**Stated goal:** Restate the whole listing exactly.

Data entries
====
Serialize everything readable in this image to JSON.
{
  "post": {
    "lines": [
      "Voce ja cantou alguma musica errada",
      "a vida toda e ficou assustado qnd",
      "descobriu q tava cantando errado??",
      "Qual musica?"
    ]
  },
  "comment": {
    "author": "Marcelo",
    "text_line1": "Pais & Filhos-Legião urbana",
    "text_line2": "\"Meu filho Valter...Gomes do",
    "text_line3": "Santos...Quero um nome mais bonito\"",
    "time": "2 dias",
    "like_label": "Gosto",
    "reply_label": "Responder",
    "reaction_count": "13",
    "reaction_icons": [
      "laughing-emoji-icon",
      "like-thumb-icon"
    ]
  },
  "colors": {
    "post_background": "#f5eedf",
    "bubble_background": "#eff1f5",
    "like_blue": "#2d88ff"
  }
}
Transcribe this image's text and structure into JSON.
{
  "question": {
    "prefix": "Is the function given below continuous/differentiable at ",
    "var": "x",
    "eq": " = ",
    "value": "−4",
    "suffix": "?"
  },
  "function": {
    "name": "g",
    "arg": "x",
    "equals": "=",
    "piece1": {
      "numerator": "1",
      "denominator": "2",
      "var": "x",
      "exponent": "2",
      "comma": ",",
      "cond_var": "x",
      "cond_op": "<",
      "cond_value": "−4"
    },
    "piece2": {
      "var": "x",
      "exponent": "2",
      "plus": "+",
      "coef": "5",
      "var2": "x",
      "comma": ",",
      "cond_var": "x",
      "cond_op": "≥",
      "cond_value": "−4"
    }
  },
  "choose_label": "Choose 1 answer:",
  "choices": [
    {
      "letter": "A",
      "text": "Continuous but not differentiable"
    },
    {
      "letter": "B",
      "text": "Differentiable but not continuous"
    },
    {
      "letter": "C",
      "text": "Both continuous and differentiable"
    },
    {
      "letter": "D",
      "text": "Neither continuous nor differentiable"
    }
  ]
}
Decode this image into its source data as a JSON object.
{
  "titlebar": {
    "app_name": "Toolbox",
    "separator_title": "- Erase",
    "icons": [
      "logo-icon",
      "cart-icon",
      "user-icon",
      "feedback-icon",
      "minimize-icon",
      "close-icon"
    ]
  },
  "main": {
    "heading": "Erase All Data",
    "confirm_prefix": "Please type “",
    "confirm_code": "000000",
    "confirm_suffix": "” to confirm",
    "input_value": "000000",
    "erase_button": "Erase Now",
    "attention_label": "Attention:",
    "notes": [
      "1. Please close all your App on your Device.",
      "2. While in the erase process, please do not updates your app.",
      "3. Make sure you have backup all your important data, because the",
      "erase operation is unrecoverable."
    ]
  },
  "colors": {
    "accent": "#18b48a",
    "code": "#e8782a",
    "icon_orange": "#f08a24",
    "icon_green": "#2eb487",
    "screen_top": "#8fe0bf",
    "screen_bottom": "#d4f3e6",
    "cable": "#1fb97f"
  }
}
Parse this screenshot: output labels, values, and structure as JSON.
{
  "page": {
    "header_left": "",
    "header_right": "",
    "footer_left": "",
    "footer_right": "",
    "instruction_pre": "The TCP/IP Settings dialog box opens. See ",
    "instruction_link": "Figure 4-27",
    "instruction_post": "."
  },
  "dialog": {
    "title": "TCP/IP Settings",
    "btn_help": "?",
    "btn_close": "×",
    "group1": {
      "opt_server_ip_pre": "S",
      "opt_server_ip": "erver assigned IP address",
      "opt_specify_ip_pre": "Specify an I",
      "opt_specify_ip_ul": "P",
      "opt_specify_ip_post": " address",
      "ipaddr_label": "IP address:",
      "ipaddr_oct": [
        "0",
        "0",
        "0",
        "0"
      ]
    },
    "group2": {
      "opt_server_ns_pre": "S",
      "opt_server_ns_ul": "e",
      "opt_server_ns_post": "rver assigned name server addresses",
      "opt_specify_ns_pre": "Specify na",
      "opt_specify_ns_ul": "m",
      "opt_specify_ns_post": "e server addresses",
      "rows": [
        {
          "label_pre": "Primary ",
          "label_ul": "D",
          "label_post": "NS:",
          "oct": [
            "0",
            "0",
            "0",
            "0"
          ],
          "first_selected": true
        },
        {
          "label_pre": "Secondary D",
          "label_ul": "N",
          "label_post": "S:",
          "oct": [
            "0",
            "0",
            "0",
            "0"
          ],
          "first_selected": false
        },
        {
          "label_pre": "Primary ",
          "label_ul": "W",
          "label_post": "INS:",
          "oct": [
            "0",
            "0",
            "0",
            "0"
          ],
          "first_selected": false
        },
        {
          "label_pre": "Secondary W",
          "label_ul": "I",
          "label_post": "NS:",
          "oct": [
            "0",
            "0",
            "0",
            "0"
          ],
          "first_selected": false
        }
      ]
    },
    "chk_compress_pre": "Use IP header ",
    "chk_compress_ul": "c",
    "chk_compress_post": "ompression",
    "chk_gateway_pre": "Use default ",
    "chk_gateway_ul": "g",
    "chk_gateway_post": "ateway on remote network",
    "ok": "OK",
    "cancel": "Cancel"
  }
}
====
**Finished exercise:**
Serialize everything readable in this image to JSON.
{
  "post": {
    "lines": [
      "Voce ja cantou alguma musica errada",
      "a vida toda e ficou assustado qnd",
      "descobriu q tava cantando errado??",
      "Qual musica?"
    ]
  },
  "comment": {
    "author": "Marcelo",
    "text_line1": "Pais & Filhos-Legião urbana",
    "text_line2": "\"Meu filho Valter...Gomes do",
    "text_line3": "Santos...Quero um nome mais bonito\"",
    "time": "2 dias",
    "like_label": "Gosto",
    "reply_label": "Responder",
    "reaction_count": "13",
    "reaction_icons": [
      "laughing-emoji-icon",
      "like-thumb-icon"
    ]
  },
  "colors": {
    "post_background": "#f5eedf",
    "bubble_background": "#eff1f5",
    "like_blue": "#2d88ff"
  }
}
Transcribe this image's text and structure into JSON.
{
  "question": {
    "prefix": "Is the function given below continuous/differentiable at ",
    "var": "x",
    "eq": " = ",
    "value": "−4",
    "suffix": "?"
  },
  "function": {
    "name": "g",
    "arg": "x",
    "equals": "=",
    "piece1": {
      "numerator": "1",
      "denominator": "2",
      "var": "x",
      "exponent": "2",
      "comma": ",",
      "cond_var": "x",
      "cond_op": "<",
      "cond_value": "−4"
    },
    "piece2": {
      "var": "x",
      "exponent": "2",
      "plus": "+",
      "coef": "5",
      "var2": "x",
      "comma": ",",
      "cond_var": "x",
      "cond_op": "≥",
      "cond_value": "−4"
    }
  },
  "choose_label": "Choose 1 answer:",
  "choices": [
    {
      "letter": "A",
      "text": "Continuous but not differentiable"
    },
    {
      "letter": "B",
      "text": "Differentiable but not continuous"
    },
    {
      "letter": "C",
      "text": "Both continuous and differentiable"
    },
    {
      "letter": "D",
      "text": "Neither continuous nor differentiable"
    }
  ]
}
Decode this image into its source data as a JSON object.
{
  "titlebar": {
    "app_name": "Toolbox",
    "separator_title": "- Erase",
    "icons": [
      "logo-icon",
      "cart-icon",
      "user-icon",
      "feedback-icon",
      "minimize-icon",
      "close-icon"
    ]
  },
  "main": {
    "heading": "Erase All Data",
    "confirm_prefix": "Please type “",
    "confirm_code": "000000",
    "confirm_suffix": "” to confirm",
    "input_value": "000000",
    "erase_button": "Erase Now",
    "attention_label": "Attention:",
    "notes": [
      "1. Please close all your App on your Device.",
      "2. While in the erase process, please do not updates your app.",
      "3. Make sure you have backup all your important data, because the",
      "erase operation is unrecoverable."
    ]
  },
  "colors": {
    "accent": "#18b48a",
    "code": "#e8782a",
    "icon_orange": "#f08a24",
    "icon_green": "#2eb487",
    "screen_top": "#8fe0bf",
    "screen_bottom": "#d4f3e6",
    "cable": "#1fb97f"
  }
}
Parse this screenshot: output labels, values, and structure as JSON.
{
  "page": {
    "header_left": "",
    "header_right": "",
    "footer_left": "",
    "footer_right": "",
    "instruction_pre": "The TCP/IP Settings dialog box opens. See ",
    "instruction_link": "Figure 4-27",
    "instruction_post": "."
  },
  "dialog": {
    "title": "TCP/IP Settings",
    "btn_help": "?",
    "btn_close": "×",
    "group1": {
      "opt_server_ip_pre": "S",
      "opt_server_ip": "erver assigned IP address",
      "opt_specify_ip_pre": "Specify an I",
      "opt_specify_ip_ul": "P",
      "opt_specify_ip_post": " address",
      "ipaddr_label": "IP address:",
      "ipaddr_oct": [
        "0",
        "0",
        "0",
        "0"
      ]
    },
    "group2": {
      "opt_server_ns_pre": "S",
      "opt_server_ns_ul": "e",
      "opt_server_ns_post": "rver assigned name server addresses",
      "opt_specify_ns_pre": "Specify na",
      "opt_specify_ns_ul": "m",
      "opt_specify_ns_post": "e server addresses",
      "rows": [
        {
          "label_pre": "Primary ",
          "label_ul": "D",
          "label_post": "NS:",
          "oct": [
            "0",
            "0",
            "0",
            "0"
          ],
          "first_selected": true
        },
        {
          "label_pre": "Secondary D",
          "label_ul": "N",
          "label_post": "S:",
          "oct": [
            "0",
            "0",
            "0",
            "0"
          ],
          "first_selected": false
        },
        {
          "label_pre": "Primary ",
          "label_ul": "W",
          "label_post": "INS:",
          "oct": [
            "0",
            "0",
            "0",
            "0"
          ],
          "first_selected": false
        },
        {
          "label_pre": "Secondary W",
          "label_ul": "I",
          "label_post": "NS:",
          "oct": [
            "0",
            "0",
            "0",
            "0"
          ],
          "first_selected": false
        }
      ]
    },
    "chk_compress_pre": "Use IP header ",
    "chk_compress_ul": "c",
    "chk_compress_post": "ompression",
    "chk_gateway_pre": "Use default ",
    "chk_gateway_ul": "g",
    "chk_gateway_post": "ateway on remote network",
    "ok": "OK",
    "cancel": "Cancel"
  }
}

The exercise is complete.